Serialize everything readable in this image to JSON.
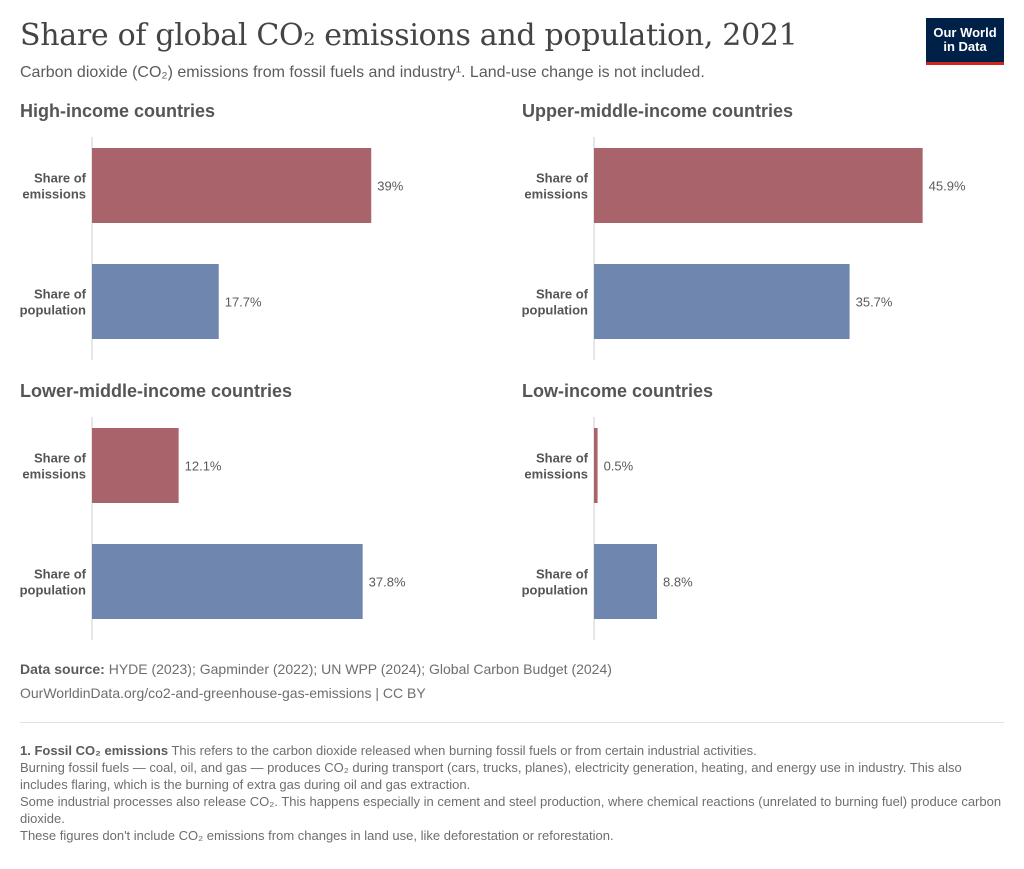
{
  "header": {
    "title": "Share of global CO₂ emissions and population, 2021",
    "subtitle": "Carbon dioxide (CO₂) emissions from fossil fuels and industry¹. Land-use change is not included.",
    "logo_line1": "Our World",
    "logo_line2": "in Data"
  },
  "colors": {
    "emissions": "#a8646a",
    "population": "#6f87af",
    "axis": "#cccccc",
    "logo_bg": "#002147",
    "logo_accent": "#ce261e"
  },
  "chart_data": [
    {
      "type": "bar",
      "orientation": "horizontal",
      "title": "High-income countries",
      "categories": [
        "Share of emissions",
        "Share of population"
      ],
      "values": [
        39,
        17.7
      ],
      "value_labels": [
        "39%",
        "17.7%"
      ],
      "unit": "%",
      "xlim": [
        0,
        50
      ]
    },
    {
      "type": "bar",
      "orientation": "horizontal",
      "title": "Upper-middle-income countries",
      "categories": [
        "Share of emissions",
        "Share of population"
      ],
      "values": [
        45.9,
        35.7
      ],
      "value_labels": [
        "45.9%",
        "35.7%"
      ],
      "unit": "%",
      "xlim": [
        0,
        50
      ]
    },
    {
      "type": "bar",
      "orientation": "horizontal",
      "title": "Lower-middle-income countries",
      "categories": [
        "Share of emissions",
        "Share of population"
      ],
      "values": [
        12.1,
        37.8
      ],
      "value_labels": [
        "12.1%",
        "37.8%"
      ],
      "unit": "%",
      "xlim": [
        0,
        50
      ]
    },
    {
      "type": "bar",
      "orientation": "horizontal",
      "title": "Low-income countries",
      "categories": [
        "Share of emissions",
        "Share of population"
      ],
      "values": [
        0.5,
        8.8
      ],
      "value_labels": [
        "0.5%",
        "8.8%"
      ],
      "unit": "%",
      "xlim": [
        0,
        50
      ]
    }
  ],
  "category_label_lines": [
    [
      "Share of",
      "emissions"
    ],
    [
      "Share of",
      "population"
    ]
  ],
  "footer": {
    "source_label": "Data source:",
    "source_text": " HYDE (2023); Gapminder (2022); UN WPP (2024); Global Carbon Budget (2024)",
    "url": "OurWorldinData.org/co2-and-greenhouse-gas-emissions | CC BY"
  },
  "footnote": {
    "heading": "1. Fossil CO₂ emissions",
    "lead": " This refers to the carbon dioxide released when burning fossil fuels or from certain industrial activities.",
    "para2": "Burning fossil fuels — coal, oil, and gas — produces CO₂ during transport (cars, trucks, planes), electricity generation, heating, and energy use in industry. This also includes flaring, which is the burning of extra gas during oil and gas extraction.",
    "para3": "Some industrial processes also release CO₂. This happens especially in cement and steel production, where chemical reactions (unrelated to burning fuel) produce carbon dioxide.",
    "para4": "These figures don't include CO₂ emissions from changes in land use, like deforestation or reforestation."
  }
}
§ §
# Problem to solve
Write out again every line above exactly as given; the pictures do not belong in the copy.

# Reply to the exercise
Serialize everything readable in this image to JSON.
{
  "header": {
    "title": "Share of global CO₂ emissions and population, 2021",
    "subtitle": "Carbon dioxide (CO₂) emissions from fossil fuels and industry¹. Land-use change is not included.",
    "logo_line1": "Our World",
    "logo_line2": "in Data"
  },
  "colors": {
    "emissions": "#a8646a",
    "population": "#6f87af",
    "axis": "#cccccc",
    "logo_bg": "#002147",
    "logo_accent": "#ce261e"
  },
  "chart_data": [
    {
      "type": "bar",
      "orientation": "horizontal",
      "title": "High-income countries",
      "categories": [
        "Share of emissions",
        "Share of population"
      ],
      "values": [
        39,
        17.7
      ],
      "value_labels": [
        "39%",
        "17.7%"
      ],
      "unit": "%",
      "xlim": [
        0,
        50
      ]
    },
    {
      "type": "bar",
      "orientation": "horizontal",
      "title": "Upper-middle-income countries",
      "categories": [
        "Share of emissions",
        "Share of population"
      ],
      "values": [
        45.9,
        35.7
      ],
      "value_labels": [
        "45.9%",
        "35.7%"
      ],
      "unit": "%",
      "xlim": [
        0,
        50
      ]
    },
    {
      "type": "bar",
      "orientation": "horizontal",
      "title": "Lower-middle-income countries",
      "categories": [
        "Share of emissions",
        "Share of population"
      ],
      "values": [
        12.1,
        37.8
      ],
      "value_labels": [
        "12.1%",
        "37.8%"
      ],
      "unit": "%",
      "xlim": [
        0,
        50
      ]
    },
    {
      "type": "bar",
      "orientation": "horizontal",
      "title": "Low-income countries",
      "categories": [
        "Share of emissions",
        "Share of population"
      ],
      "values": [
        0.5,
        8.8
      ],
      "value_labels": [
        "0.5%",
        "8.8%"
      ],
      "unit": "%",
      "xlim": [
        0,
        50
      ]
    }
  ],
  "category_label_lines": [
    [
      "Share of",
      "emissions"
    ],
    [
      "Share of",
      "population"
    ]
  ],
  "footer": {
    "source_label": "Data source:",
    "source_text": " HYDE (2023); Gapminder (2022); UN WPP (2024); Global Carbon Budget (2024)",
    "url": "OurWorldinData.org/co2-and-greenhouse-gas-emissions | CC BY"
  },
  "footnote": {
    "heading": "1. Fossil CO₂ emissions",
    "lead": " This refers to the carbon dioxide released when burning fossil fuels or from certain industrial activities.",
    "para2": "Burning fossil fuels — coal, oil, and gas — produces CO₂ during transport (cars, trucks, planes), electricity generation, heating, and energy use in industry. This also includes flaring, which is the burning of extra gas during oil and gas extraction.",
    "para3": "Some industrial processes also release CO₂. This happens especially in cement and steel production, where chemical reactions (unrelated to burning fuel) produce carbon dioxide.",
    "para4": "These figures don't include CO₂ emissions from changes in land use, like deforestation or reforestation."
  }
}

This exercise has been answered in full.